## WHAT THIS TASK INVOLVES
From the entries below, list each line with "Fundamental".

## Saved data entries
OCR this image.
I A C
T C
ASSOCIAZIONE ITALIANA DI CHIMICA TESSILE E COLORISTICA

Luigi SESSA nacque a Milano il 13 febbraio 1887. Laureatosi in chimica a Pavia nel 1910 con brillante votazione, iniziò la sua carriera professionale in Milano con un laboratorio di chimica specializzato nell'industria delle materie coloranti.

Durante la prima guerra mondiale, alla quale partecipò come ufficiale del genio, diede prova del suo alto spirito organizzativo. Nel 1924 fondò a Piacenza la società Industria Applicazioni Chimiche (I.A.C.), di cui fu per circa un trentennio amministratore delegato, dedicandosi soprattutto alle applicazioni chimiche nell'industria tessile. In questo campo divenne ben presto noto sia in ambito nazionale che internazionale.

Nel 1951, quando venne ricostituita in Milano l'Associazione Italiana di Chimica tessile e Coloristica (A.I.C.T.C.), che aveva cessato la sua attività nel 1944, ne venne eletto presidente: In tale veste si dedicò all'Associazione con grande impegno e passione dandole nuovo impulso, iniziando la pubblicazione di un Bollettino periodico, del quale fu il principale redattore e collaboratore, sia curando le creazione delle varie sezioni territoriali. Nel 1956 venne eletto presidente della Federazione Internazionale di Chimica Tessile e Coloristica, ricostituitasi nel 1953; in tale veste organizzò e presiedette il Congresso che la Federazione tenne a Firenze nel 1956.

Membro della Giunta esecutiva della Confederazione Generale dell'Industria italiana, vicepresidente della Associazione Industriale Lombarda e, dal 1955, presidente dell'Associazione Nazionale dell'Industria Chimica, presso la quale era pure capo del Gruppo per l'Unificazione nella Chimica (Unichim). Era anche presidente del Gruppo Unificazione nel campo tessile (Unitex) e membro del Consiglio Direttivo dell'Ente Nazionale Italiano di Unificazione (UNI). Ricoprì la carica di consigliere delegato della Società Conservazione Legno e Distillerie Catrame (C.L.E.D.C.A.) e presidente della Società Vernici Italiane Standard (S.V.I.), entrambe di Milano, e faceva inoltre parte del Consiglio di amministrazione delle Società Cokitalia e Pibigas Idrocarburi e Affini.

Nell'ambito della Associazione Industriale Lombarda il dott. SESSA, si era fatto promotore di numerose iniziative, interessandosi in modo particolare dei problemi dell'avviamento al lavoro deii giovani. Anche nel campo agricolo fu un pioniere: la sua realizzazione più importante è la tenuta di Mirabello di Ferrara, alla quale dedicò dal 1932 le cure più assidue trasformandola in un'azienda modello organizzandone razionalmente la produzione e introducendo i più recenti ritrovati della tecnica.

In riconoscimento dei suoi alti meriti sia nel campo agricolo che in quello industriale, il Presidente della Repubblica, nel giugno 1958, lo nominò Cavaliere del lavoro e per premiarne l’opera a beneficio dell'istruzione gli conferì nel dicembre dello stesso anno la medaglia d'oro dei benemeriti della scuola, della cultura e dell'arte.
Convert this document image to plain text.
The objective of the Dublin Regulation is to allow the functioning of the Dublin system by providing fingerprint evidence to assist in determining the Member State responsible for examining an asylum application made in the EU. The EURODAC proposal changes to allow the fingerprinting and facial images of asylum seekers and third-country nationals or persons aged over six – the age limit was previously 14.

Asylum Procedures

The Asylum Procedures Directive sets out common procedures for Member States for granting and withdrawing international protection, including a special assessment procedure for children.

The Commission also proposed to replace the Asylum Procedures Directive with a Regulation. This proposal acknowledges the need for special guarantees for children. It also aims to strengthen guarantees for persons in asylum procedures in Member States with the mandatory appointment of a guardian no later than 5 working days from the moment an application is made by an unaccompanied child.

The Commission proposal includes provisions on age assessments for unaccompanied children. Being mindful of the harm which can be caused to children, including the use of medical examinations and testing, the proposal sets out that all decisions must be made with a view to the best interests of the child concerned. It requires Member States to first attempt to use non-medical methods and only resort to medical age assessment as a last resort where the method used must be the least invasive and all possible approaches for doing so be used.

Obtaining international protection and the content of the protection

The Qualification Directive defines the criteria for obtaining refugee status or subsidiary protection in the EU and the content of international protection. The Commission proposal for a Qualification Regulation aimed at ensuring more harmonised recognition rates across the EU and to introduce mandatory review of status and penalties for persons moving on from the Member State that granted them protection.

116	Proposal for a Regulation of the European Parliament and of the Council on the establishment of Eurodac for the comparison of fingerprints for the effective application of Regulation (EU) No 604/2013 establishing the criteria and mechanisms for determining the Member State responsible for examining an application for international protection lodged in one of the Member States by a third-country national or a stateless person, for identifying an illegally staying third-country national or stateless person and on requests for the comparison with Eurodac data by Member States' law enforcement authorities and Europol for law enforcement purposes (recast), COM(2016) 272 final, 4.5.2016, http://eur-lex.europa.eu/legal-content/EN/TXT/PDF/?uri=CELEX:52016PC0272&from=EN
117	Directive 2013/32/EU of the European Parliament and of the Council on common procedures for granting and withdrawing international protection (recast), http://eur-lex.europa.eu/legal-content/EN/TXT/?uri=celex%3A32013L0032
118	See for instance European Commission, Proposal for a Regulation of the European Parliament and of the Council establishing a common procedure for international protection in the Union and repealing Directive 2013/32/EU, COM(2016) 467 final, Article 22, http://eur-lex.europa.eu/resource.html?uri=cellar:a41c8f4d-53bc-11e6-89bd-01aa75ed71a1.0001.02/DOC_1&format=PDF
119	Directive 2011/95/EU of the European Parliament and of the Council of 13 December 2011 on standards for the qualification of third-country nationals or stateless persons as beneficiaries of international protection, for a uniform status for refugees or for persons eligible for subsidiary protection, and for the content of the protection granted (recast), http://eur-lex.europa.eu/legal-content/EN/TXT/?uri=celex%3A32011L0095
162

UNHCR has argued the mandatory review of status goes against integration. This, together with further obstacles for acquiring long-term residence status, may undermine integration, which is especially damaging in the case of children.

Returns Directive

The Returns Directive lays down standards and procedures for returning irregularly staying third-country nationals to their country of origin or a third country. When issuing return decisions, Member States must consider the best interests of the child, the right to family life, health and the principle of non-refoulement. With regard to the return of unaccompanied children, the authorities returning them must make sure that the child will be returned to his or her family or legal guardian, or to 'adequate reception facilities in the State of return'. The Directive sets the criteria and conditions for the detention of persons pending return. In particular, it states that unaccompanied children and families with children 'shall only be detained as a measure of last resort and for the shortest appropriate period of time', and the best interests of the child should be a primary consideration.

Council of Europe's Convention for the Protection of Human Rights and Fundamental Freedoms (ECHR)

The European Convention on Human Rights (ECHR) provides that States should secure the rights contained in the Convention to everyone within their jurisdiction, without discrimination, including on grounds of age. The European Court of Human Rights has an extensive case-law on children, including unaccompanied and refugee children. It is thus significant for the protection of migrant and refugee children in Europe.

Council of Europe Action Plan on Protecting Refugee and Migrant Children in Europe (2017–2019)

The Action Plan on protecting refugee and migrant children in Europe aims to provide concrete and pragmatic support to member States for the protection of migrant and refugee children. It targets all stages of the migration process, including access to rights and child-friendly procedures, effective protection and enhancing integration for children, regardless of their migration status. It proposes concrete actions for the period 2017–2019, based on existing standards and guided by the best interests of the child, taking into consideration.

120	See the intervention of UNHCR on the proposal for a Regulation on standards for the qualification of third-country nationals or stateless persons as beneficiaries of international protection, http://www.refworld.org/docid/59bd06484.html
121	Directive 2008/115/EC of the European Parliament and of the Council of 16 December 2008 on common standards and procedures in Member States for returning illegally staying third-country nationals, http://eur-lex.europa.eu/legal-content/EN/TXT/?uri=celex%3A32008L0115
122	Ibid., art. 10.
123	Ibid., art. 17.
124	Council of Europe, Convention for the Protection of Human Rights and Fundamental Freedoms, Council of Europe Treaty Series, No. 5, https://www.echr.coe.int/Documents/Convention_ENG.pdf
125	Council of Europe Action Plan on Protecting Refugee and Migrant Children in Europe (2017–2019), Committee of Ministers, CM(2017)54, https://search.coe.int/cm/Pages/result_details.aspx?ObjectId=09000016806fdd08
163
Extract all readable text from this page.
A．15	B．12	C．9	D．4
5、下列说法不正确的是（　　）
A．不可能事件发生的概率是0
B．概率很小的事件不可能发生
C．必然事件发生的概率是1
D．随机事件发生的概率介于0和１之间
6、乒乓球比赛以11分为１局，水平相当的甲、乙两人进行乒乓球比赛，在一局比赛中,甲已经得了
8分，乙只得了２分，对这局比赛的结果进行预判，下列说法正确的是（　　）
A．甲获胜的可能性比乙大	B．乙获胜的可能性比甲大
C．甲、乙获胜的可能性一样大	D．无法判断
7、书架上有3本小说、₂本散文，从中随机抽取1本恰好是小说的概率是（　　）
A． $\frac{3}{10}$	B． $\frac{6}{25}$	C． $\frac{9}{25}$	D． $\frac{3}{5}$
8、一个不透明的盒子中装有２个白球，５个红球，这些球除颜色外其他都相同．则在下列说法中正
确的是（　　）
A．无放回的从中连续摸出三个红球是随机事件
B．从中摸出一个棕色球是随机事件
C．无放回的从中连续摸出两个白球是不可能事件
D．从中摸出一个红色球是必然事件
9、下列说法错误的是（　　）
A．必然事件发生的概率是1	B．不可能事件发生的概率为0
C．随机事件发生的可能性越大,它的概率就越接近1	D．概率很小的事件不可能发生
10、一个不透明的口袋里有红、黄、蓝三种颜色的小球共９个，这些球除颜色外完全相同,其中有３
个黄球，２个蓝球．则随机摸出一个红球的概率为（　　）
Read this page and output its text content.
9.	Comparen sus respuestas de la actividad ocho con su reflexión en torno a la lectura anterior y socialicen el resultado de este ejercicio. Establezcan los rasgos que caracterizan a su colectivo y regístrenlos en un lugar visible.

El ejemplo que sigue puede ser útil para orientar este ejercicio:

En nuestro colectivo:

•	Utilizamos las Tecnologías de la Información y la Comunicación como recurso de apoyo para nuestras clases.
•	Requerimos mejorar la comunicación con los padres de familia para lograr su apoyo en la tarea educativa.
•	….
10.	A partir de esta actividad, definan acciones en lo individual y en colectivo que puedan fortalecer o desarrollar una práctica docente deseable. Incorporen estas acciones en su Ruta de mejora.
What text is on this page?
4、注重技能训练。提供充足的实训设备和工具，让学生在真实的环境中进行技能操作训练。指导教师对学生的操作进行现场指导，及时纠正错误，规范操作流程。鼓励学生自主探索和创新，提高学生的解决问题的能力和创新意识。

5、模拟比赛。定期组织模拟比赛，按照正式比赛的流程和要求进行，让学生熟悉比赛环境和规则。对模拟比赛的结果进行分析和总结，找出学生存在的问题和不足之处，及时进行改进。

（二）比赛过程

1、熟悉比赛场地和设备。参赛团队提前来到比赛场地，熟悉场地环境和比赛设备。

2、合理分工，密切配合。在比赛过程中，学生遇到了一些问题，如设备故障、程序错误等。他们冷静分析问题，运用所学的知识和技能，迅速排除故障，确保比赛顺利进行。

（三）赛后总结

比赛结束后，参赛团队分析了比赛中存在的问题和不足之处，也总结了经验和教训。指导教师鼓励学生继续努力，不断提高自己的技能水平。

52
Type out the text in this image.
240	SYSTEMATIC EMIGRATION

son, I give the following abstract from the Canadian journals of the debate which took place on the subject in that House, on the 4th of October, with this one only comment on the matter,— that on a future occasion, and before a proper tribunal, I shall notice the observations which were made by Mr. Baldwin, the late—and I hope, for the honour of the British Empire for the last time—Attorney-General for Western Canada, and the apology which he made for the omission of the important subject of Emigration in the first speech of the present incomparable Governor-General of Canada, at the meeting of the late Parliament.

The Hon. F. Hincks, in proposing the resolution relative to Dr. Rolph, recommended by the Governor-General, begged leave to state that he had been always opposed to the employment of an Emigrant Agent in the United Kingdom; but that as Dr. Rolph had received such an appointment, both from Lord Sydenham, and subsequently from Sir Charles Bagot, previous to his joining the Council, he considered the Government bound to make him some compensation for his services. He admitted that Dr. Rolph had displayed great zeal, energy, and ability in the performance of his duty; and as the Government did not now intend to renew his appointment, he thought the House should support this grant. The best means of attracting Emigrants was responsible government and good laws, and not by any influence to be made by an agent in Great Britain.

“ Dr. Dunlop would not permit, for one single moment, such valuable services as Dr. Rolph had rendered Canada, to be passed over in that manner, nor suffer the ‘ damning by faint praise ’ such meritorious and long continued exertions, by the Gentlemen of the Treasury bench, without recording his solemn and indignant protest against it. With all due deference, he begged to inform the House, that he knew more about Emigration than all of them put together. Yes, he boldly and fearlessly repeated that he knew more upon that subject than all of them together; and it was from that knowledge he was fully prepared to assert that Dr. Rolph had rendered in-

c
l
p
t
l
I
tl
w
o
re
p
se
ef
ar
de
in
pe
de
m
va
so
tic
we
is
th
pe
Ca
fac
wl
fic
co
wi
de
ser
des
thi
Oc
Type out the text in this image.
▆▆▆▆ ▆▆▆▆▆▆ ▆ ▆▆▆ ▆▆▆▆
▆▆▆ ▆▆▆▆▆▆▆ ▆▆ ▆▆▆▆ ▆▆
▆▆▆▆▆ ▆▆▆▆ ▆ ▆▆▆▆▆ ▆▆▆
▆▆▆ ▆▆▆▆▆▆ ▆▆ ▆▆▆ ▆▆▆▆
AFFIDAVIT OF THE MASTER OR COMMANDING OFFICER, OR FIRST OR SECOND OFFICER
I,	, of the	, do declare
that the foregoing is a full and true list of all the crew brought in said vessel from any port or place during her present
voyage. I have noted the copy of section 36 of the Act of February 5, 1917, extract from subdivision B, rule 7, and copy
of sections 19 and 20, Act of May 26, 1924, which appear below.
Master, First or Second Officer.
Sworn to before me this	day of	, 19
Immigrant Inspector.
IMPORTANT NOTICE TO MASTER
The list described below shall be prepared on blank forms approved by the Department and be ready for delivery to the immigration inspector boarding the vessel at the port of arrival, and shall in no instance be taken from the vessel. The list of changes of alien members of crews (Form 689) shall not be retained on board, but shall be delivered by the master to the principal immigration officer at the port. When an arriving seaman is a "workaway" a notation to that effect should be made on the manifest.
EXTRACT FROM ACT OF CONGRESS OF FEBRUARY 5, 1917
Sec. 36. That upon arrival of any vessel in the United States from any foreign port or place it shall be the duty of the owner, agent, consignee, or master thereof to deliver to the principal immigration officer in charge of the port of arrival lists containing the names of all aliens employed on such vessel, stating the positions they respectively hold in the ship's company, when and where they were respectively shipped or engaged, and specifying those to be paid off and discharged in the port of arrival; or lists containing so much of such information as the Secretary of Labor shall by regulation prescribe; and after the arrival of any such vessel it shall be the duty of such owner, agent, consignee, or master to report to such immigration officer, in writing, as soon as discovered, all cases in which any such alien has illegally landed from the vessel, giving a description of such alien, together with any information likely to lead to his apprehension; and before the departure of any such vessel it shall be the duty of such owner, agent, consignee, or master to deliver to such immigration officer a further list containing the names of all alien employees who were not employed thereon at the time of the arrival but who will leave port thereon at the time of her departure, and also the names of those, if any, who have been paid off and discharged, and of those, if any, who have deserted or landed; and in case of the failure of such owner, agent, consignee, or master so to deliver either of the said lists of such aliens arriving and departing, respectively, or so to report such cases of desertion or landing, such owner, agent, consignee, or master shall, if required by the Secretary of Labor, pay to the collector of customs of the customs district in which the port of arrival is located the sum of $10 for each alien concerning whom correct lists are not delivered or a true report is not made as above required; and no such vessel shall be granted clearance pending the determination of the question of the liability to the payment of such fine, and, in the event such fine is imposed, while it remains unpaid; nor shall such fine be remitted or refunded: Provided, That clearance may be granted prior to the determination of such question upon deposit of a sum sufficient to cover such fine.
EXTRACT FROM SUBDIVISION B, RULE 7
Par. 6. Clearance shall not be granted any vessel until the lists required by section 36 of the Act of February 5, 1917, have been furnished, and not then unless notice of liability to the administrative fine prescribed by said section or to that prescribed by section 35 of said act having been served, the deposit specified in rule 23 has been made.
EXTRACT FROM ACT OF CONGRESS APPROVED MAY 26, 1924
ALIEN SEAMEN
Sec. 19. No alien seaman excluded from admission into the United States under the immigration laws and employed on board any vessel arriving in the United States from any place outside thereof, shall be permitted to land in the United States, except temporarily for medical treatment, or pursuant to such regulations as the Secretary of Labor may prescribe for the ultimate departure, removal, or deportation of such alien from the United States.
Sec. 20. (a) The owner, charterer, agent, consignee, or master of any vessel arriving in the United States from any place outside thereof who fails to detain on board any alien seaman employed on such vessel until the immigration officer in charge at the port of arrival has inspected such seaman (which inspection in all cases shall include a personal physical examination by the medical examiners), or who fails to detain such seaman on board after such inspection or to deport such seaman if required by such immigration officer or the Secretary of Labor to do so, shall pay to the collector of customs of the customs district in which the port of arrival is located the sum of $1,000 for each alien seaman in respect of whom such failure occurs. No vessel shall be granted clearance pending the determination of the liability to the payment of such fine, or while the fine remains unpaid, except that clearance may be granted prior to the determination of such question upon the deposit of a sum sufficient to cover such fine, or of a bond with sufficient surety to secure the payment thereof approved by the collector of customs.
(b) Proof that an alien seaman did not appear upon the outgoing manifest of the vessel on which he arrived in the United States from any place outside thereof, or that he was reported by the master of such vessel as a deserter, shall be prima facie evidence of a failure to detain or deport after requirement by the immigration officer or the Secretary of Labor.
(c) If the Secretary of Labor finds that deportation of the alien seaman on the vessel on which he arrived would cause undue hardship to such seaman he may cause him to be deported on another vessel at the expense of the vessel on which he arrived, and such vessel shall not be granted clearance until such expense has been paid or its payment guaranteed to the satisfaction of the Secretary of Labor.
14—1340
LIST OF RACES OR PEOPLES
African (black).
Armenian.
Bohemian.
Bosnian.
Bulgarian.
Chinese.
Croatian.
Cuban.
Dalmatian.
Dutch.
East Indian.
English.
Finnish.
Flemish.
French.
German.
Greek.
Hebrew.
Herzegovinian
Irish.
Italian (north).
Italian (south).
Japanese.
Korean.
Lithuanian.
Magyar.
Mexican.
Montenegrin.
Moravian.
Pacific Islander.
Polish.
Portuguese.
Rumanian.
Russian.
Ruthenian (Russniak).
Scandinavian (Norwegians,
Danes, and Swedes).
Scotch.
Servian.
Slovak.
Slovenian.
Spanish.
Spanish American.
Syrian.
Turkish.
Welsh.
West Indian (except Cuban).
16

## THE SOLUTION
Council of Europe's Convention for the Protection of Human Rights and Fundamental Freedoms (ECHR)
124	Council of Europe, Convention for the Protection of Human Rights and Fundamental Freedoms, Council of Europe Treaty Series, No. 5, https://www.echr.coe.int/Documents/Convention_ENG.pdf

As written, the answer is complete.